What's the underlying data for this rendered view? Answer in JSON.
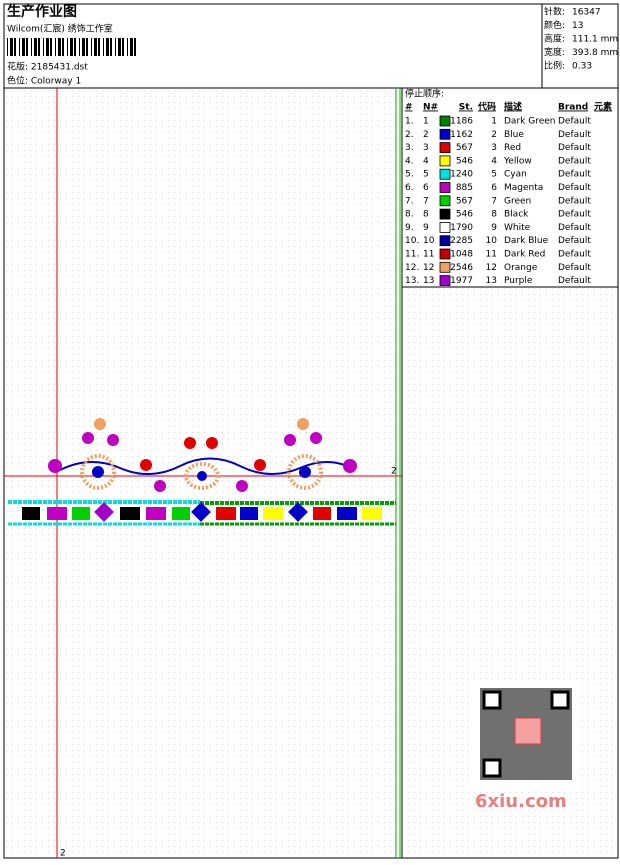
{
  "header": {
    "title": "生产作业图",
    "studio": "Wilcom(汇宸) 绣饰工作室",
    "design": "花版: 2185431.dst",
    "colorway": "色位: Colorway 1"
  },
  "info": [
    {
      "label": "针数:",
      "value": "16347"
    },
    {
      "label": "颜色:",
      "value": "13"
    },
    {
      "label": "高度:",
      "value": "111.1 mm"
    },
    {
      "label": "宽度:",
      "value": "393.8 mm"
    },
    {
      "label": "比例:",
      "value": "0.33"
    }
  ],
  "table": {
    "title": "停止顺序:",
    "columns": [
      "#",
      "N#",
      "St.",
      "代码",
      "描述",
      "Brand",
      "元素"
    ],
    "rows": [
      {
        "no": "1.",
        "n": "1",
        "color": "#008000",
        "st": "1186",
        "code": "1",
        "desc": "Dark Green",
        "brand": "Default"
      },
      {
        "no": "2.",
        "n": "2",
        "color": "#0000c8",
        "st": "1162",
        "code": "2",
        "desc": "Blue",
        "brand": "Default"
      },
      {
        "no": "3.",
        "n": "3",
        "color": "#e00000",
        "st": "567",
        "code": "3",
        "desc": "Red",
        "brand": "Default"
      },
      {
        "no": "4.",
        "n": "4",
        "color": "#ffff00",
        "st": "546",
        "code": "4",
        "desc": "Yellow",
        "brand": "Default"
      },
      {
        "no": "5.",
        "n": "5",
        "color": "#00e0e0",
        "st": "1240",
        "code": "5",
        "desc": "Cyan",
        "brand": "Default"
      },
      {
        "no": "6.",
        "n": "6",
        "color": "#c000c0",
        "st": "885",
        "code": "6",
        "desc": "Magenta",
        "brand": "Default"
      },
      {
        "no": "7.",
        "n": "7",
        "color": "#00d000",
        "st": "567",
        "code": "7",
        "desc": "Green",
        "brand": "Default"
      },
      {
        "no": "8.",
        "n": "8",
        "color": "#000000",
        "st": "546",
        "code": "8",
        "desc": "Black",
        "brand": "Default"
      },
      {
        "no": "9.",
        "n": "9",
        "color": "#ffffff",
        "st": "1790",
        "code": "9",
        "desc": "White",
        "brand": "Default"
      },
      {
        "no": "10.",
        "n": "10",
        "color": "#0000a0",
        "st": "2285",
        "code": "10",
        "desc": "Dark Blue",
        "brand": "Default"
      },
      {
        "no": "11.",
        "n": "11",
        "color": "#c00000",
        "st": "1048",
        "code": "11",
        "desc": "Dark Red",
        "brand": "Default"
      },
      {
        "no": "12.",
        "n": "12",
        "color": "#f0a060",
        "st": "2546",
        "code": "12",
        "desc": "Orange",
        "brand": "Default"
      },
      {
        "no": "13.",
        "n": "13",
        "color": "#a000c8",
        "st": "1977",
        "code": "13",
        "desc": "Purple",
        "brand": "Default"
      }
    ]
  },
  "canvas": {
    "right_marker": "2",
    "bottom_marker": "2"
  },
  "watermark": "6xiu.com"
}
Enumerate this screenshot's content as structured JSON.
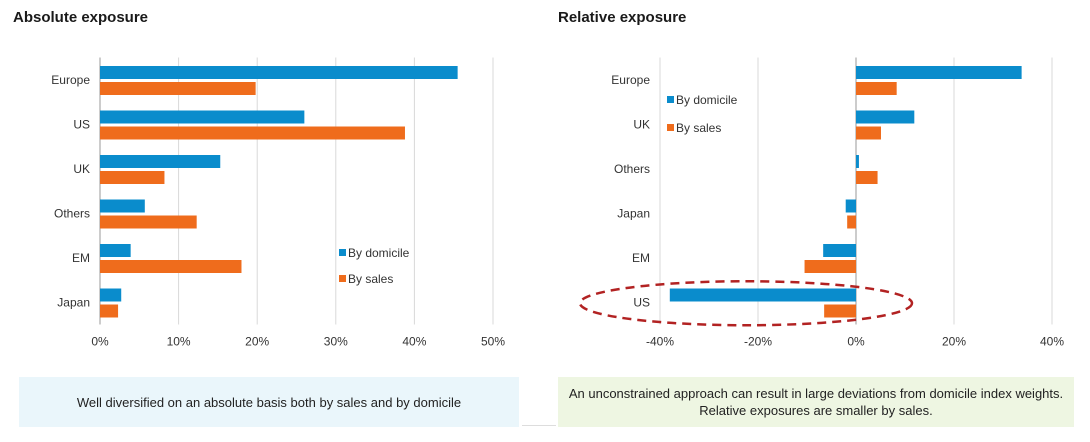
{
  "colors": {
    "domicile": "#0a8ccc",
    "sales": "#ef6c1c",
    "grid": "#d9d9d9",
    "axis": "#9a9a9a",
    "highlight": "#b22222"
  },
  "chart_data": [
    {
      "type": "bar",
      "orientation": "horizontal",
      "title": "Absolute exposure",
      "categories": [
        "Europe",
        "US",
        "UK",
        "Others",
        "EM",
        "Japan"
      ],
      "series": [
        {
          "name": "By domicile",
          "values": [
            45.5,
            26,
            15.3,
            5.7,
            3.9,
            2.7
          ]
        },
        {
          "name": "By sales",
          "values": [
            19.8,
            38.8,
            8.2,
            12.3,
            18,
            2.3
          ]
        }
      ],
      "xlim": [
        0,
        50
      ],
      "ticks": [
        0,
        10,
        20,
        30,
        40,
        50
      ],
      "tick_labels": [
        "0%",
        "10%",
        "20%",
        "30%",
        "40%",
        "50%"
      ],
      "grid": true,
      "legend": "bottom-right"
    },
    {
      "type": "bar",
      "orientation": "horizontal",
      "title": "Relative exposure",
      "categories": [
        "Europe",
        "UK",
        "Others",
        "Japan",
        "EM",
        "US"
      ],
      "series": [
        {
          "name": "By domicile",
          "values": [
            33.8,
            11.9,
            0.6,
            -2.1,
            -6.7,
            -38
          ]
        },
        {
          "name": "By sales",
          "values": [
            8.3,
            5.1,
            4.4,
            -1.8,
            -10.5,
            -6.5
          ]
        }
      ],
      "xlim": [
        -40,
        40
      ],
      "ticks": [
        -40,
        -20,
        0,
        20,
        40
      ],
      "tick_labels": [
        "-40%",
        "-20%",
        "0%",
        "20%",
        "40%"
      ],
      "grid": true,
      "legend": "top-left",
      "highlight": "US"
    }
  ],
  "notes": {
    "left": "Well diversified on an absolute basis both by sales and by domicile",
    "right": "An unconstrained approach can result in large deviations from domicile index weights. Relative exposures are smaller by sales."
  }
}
◆ ◆ ◆ ◆ ◆ ◆ ◆
Reproduce the whole listing above word for word, but not its pictures.

Result of the exercise:
What's the underlying data for this rendered view? Answer in JSON.
{
  "header": {
    "title": "生产作业图",
    "studio": "Wilcom(汇宸) 绣饰工作室",
    "design": "花版: 2185431.dst",
    "colorway": "色位: Colorway 1"
  },
  "info": [
    {
      "label": "针数:",
      "value": "16347"
    },
    {
      "label": "颜色:",
      "value": "13"
    },
    {
      "label": "高度:",
      "value": "111.1 mm"
    },
    {
      "label": "宽度:",
      "value": "393.8 mm"
    },
    {
      "label": "比例:",
      "value": "0.33"
    }
  ],
  "table": {
    "title": "停止顺序:",
    "columns": [
      "#",
      "N#",
      "St.",
      "代码",
      "描述",
      "Brand",
      "元素"
    ],
    "rows": [
      {
        "no": "1.",
        "n": "1",
        "color": "#008000",
        "st": "1186",
        "code": "1",
        "desc": "Dark Green",
        "brand": "Default"
      },
      {
        "no": "2.",
        "n": "2",
        "color": "#0000c8",
        "st": "1162",
        "code": "2",
        "desc": "Blue",
        "brand": "Default"
      },
      {
        "no": "3.",
        "n": "3",
        "color": "#e00000",
        "st": "567",
        "code": "3",
        "desc": "Red",
        "brand": "Default"
      },
      {
        "no": "4.",
        "n": "4",
        "color": "#ffff00",
        "st": "546",
        "code": "4",
        "desc": "Yellow",
        "brand": "Default"
      },
      {
        "no": "5.",
        "n": "5",
        "color": "#00e0e0",
        "st": "1240",
        "code": "5",
        "desc": "Cyan",
        "brand": "Default"
      },
      {
        "no": "6.",
        "n": "6",
        "color": "#c000c0",
        "st": "885",
        "code": "6",
        "desc": "Magenta",
        "brand": "Default"
      },
      {
        "no": "7.",
        "n": "7",
        "color": "#00d000",
        "st": "567",
        "code": "7",
        "desc": "Green",
        "brand": "Default"
      },
      {
        "no": "8.",
        "n": "8",
        "color": "#000000",
        "st": "546",
        "code": "8",
        "desc": "Black",
        "brand": "Default"
      },
      {
        "no": "9.",
        "n": "9",
        "color": "#ffffff",
        "st": "1790",
        "code": "9",
        "desc": "White",
        "brand": "Default"
      },
      {
        "no": "10.",
        "n": "10",
        "color": "#0000a0",
        "st": "2285",
        "code": "10",
        "desc": "Dark Blue",
        "brand": "Default"
      },
      {
        "no": "11.",
        "n": "11",
        "color": "#c00000",
        "st": "1048",
        "code": "11",
        "desc": "Dark Red",
        "brand": "Default"
      },
      {
        "no": "12.",
        "n": "12",
        "color": "#f0a060",
        "st": "2546",
        "code": "12",
        "desc": "Orange",
        "brand": "Default"
      },
      {
        "no": "13.",
        "n": "13",
        "color": "#a000c8",
        "st": "1977",
        "code": "13",
        "desc": "Purple",
        "brand": "Default"
      }
    ]
  },
  "canvas": {
    "right_marker": "2",
    "bottom_marker": "2"
  },
  "watermark": "6xiu.com"
}
Enumerate this screenshot's content as structured JSON.
{
  "colors": {
    "domicile": "#0a8ccc",
    "sales": "#ef6c1c",
    "grid": "#d9d9d9",
    "axis": "#9a9a9a",
    "highlight": "#b22222"
  },
  "chart_data": [
    {
      "type": "bar",
      "orientation": "horizontal",
      "title": "Absolute exposure",
      "categories": [
        "Europe",
        "US",
        "UK",
        "Others",
        "EM",
        "Japan"
      ],
      "series": [
        {
          "name": "By domicile",
          "values": [
            45.5,
            26,
            15.3,
            5.7,
            3.9,
            2.7
          ]
        },
        {
          "name": "By sales",
          "values": [
            19.8,
            38.8,
            8.2,
            12.3,
            18,
            2.3
          ]
        }
      ],
      "xlim": [
        0,
        50
      ],
      "ticks": [
        0,
        10,
        20,
        30,
        40,
        50
      ],
      "tick_labels": [
        "0%",
        "10%",
        "20%",
        "30%",
        "40%",
        "50%"
      ],
      "grid": true,
      "legend": "bottom-right"
    },
    {
      "type": "bar",
      "orientation": "horizontal",
      "title": "Relative exposure",
      "categories": [
        "Europe",
        "UK",
        "Others",
        "Japan",
        "EM",
        "US"
      ],
      "series": [
        {
          "name": "By domicile",
          "values": [
            33.8,
            11.9,
            0.6,
            -2.1,
            -6.7,
            -38
          ]
        },
        {
          "name": "By sales",
          "values": [
            8.3,
            5.1,
            4.4,
            -1.8,
            -10.5,
            -6.5
          ]
        }
      ],
      "xlim": [
        -40,
        40
      ],
      "ticks": [
        -40,
        -20,
        0,
        20,
        40
      ],
      "tick_labels": [
        "-40%",
        "-20%",
        "0%",
        "20%",
        "40%"
      ],
      "grid": true,
      "legend": "top-left",
      "highlight": "US"
    }
  ],
  "notes": {
    "left": "Well diversified on an absolute basis both by sales and by domicile",
    "right": "An unconstrained approach can result in large deviations from domicile index weights. Relative exposures are smaller by sales."
  }
}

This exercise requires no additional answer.